(Extracted data entries)
┌────────
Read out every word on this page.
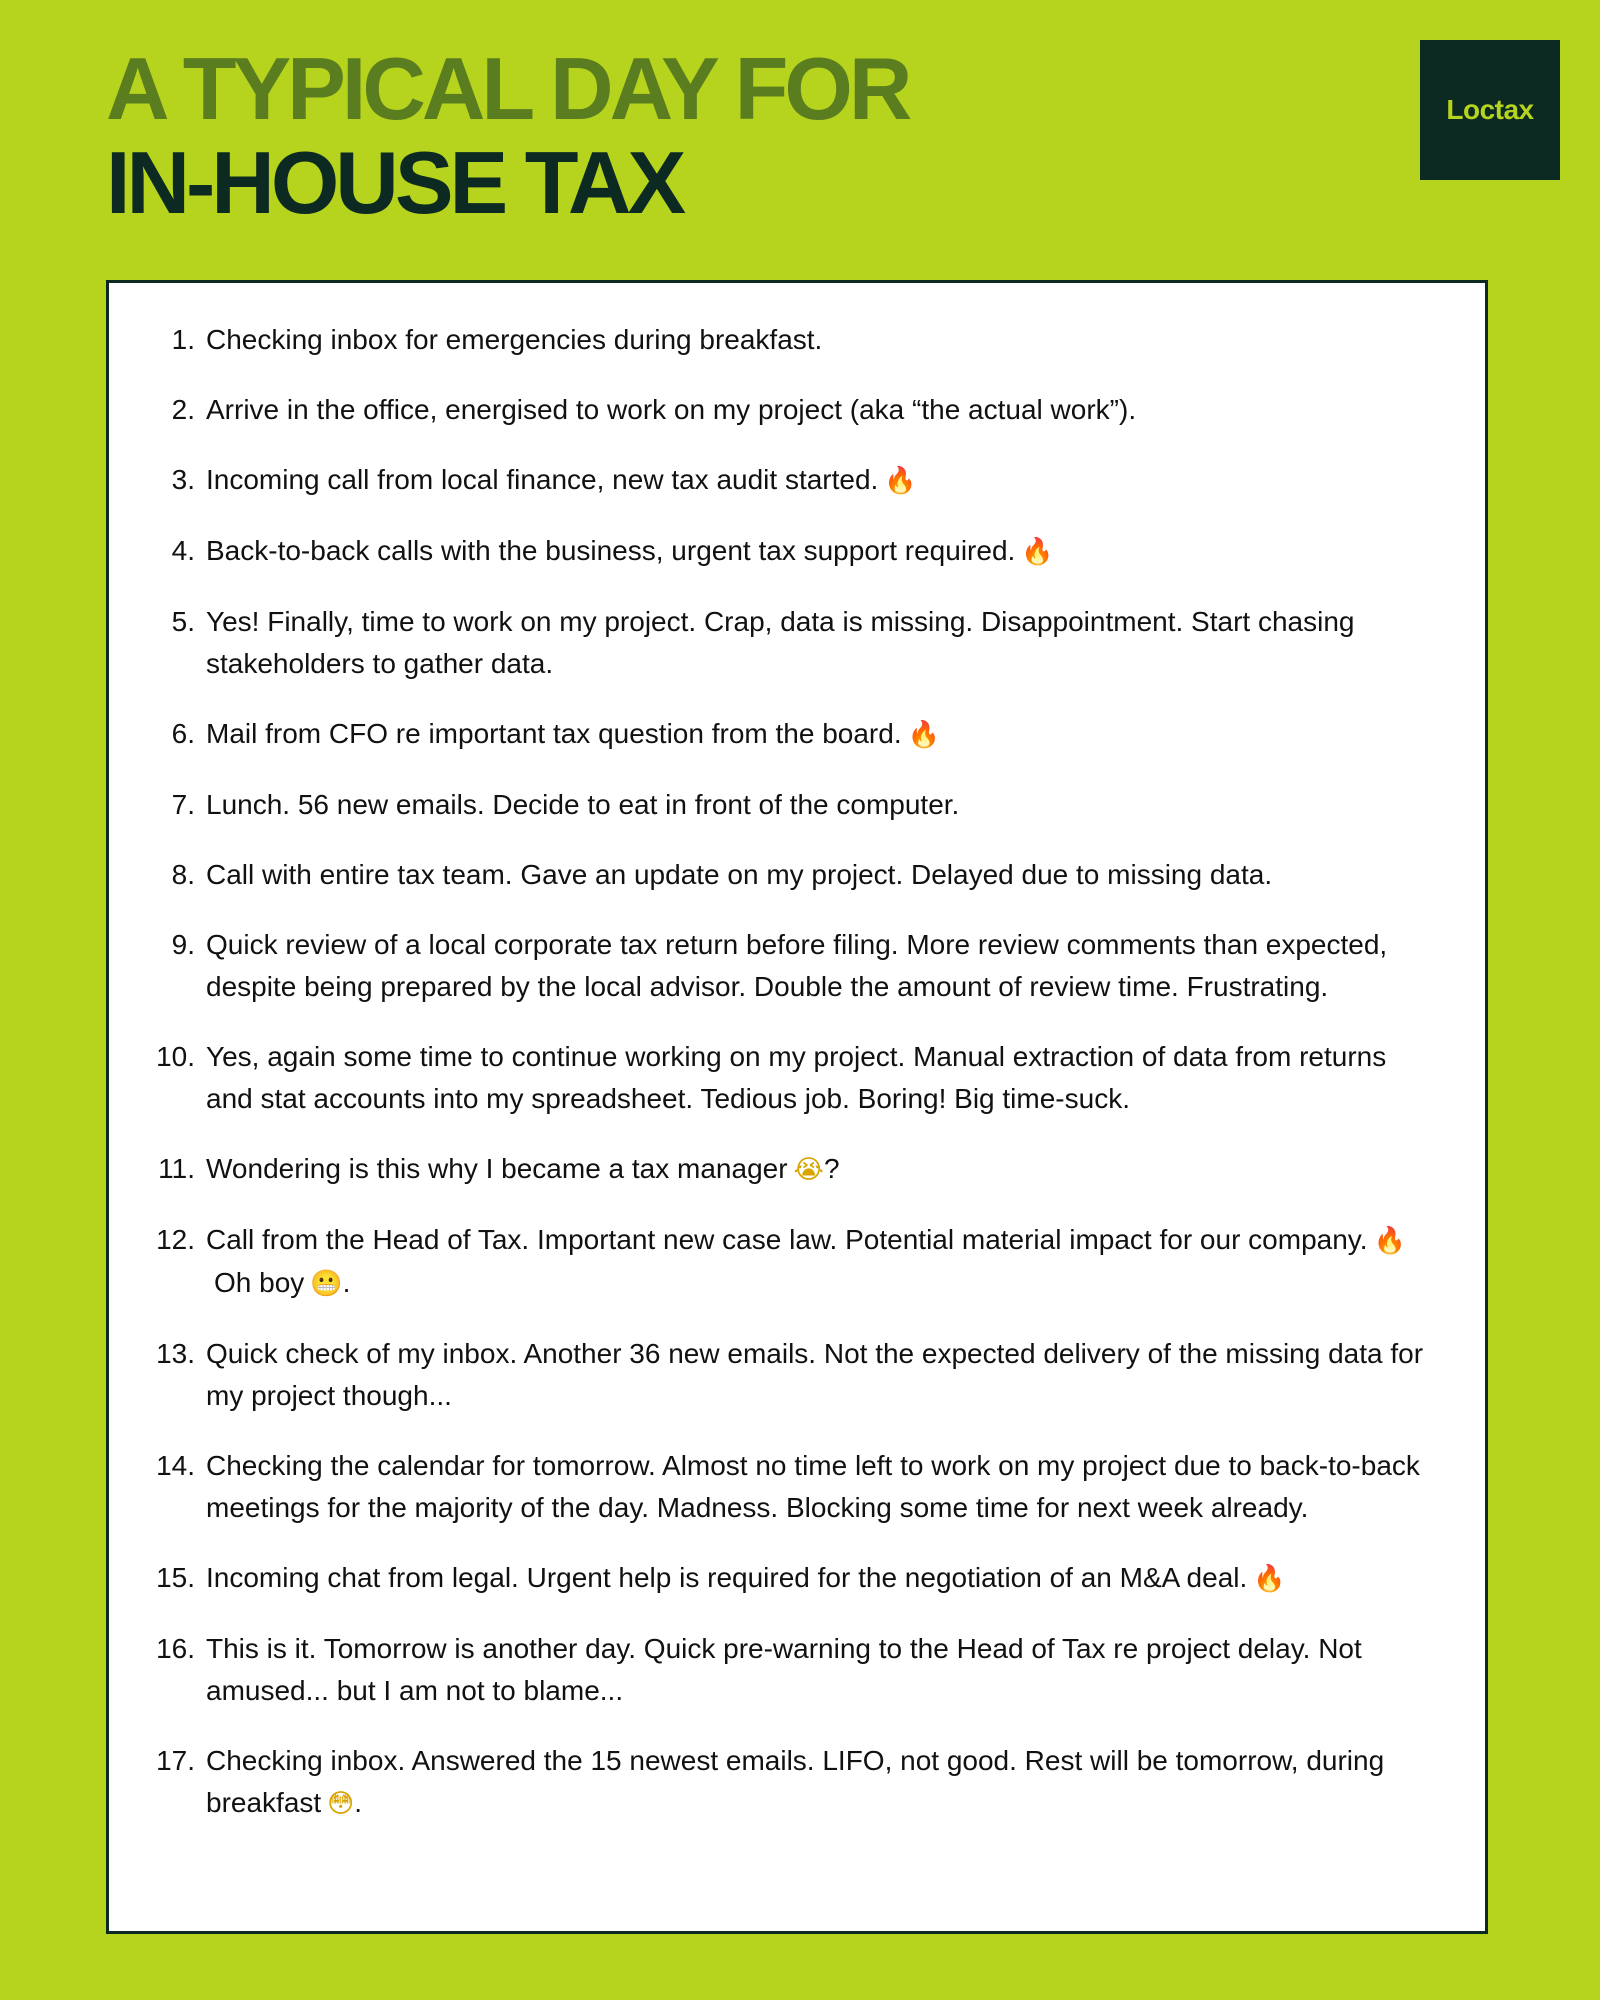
A TYPICAL DAY FOR
IN-HOUSE TAX
Loctax
1. Checking inbox for emergencies during breakfast.
2. Arrive in the office, energised to work on my project (aka “the actual work”).
3. Incoming call from local finance, new tax audit started. 🔥
4. Back-to-back calls with the business, urgent tax support required. 🔥
5. Yes! Finally, time to work on my project. Crap, data is missing. Disappointment. Start chasing stakeholders to gather data.
6. Mail from CFO re important tax question from the board. 🔥
7. Lunch. 56 new emails. Decide to eat in front of the computer.
8. Call with entire tax team. Gave an update on my project. Delayed due to missing data.
9. Quick review of a local corporate tax return before filing. More review comments than expected, despite being prepared by the local advisor. Double the amount of review time. Frustrating.
10. Yes, again some time to continue working on my project. Manual extraction of data from returns and stat accounts into my spreadsheet. Tedious job. Boring! Big time-suck.
11. Wondering is this why I became a tax manager 😭?
12. Call from the Head of Tax. Important new case law. Potential material impact for our company. 🔥Oh boy 😬.
13. Quick check of my inbox. Another 36 new emails. Not the expected delivery of the missing data for my project though...
14. Checking the calendar for tomorrow. Almost no time left to work on my project due to back-to-back meetings for the majority of the day. Madness. Blocking some time for next week already.
15. Incoming chat from legal. Urgent help is required for the negotiation of an M&A deal. 🔥
16. This is it. Tomorrow is another day. Quick pre-warning to the Head of Tax re project delay. Not amused... but I am not to blame...
17. Checking inbox. Answered the 15 newest emails. LIFO, not good. Rest will be tomorrow, during breakfast 😳.
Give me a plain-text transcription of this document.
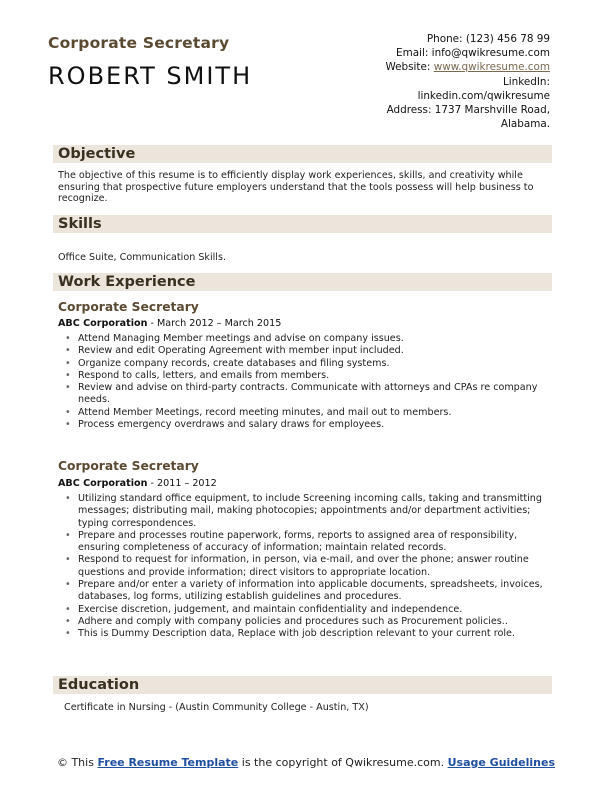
Corporate Secretary
ROBERT SMITH
Phone: (123) 456 78 99
Email: info@qwikresume.com
Website: www.qwikresume.com
LinkedIn:
linkedin.com/qwikresume
Address: 1737 Marshville Road,
Alabama.
Objective
The objective of this resume is to efficiently display work experiences, skills, and creativity while ensuring that prospective future employers understand that the tools possess will help business to recognize.
Skills
Office Suite, Communication Skills.
Work Experience
Corporate Secretary
ABC Corporation - March 2012 – March 2015
• Attend Managing Member meetings and advise on company issues.
• Review and edit Operating Agreement with member input included.
• Organize company records, create databases and filing systems.
• Respond to calls, letters, and emails from members.
• Review and advise on third-party contracts. Communicate with attorneys and CPAs re company needs.
• Attend Member Meetings, record meeting minutes, and mail out to members.
• Process emergency overdraws and salary draws for employees.
Corporate Secretary
ABC Corporation - 2011 – 2012
• Utilizing standard office equipment, to include Screening incoming calls, taking and transmitting messages; distributing mail, making photocopies; appointments and/or department activities; typing correspondences.
• Prepare and processes routine paperwork, forms, reports to assigned area of responsibility, ensuring completeness of accuracy of information; maintain related records.
• Respond to request for information, in person, via e-mail, and over the phone; answer routine questions and provide information; direct visitors to appropriate location.
• Prepare and/or enter a variety of information into applicable documents, spreadsheets, invoices, databases, log forms, utilizing establish guidelines and procedures.
• Exercise discretion, judgement, and maintain confidentiality and independence.
• Adhere and comply with company policies and procedures such as Procurement policies..
• This is Dummy Description data, Replace with job description relevant to your current role.
Education
Certificate in Nursing - (Austin Community College - Austin, TX)
© This Free Resume Template is the copyright of Qwikresume.com. Usage Guidelines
└────────
● **Work required**: Every line should be retyped exactly, with the pictures omitted.

● **Answer in full**:
Read out every word on this page.
A TYPICAL DAY FOR
IN-HOUSE TAX
Loctax
1. Checking inbox for emergencies during breakfast.
2. Arrive in the office, energised to work on my project (aka “the actual work”).
3. Incoming call from local finance, new tax audit started. 🔥
4. Back-to-back calls with the business, urgent tax support required. 🔥
5. Yes! Finally, time to work on my project. Crap, data is missing. Disappointment. Start chasing stakeholders to gather data.
6. Mail from CFO re important tax question from the board. 🔥
7. Lunch. 56 new emails. Decide to eat in front of the computer.
8. Call with entire tax team. Gave an update on my project. Delayed due to missing data.
9. Quick review of a local corporate tax return before filing. More review comments than expected, despite being prepared by the local advisor. Double the amount of review time. Frustrating.
10. Yes, again some time to continue working on my project. Manual extraction of data from returns and stat accounts into my spreadsheet. Tedious job. Boring! Big time-suck.
11. Wondering is this why I became a tax manager 😭?
12. Call from the Head of Tax. Important new case law. Potential material impact for our company. 🔥Oh boy 😬.
13. Quick check of my inbox. Another 36 new emails. Not the expected delivery of the missing data for my project though...
14. Checking the calendar for tomorrow. Almost no time left to work on my project due to back-to-back meetings for the majority of the day. Madness. Blocking some time for next week already.
15. Incoming chat from legal. Urgent help is required for the negotiation of an M&A deal. 🔥
16. This is it. Tomorrow is another day. Quick pre-warning to the Head of Tax re project delay. Not amused... but I am not to blame...
17. Checking inbox. Answered the 15 newest emails. LIFO, not good. Rest will be tomorrow, during breakfast 😳.
Give me a plain-text transcription of this document.
Corporate Secretary
ROBERT SMITH
Phone: (123) 456 78 99
Email: info@qwikresume.com
Website: www.qwikresume.com
LinkedIn:
linkedin.com/qwikresume
Address: 1737 Marshville Road,
Alabama.
Objective
The objective of this resume is to efficiently display work experiences, skills, and creativity while ensuring that prospective future employers understand that the tools possess will help business to recognize.
Skills
Office Suite, Communication Skills.
Work Experience
Corporate Secretary
ABC Corporation - March 2012 – March 2015
• Attend Managing Member meetings and advise on company issues.
• Review and edit Operating Agreement with member input included.
• Organize company records, create databases and filing systems.
• Respond to calls, letters, and emails from members.
• Review and advise on third-party contracts. Communicate with attorneys and CPAs re company needs.
• Attend Member Meetings, record meeting minutes, and mail out to members.
• Process emergency overdraws and salary draws for employees.
Corporate Secretary
ABC Corporation - 2011 – 2012
• Utilizing standard office equipment, to include Screening incoming calls, taking and transmitting messages; distributing mail, making photocopies; appointments and/or department activities; typing correspondences.
• Prepare and processes routine paperwork, forms, reports to assigned area of responsibility, ensuring completeness of accuracy of information; maintain related records.
• Respond to request for information, in person, via e-mail, and over the phone; answer routine questions and provide information; direct visitors to appropriate location.
• Prepare and/or enter a variety of information into applicable documents, spreadsheets, invoices, databases, log forms, utilizing establish guidelines and procedures.
• Exercise discretion, judgement, and maintain confidentiality and independence.
• Adhere and comply with company policies and procedures such as Procurement policies..
• This is Dummy Description data, Replace with job description relevant to your current role.
Education
Certificate in Nursing - (Austin Community College - Austin, TX)
© This Free Resume Template is the copyright of Qwikresume.com. Usage Guidelines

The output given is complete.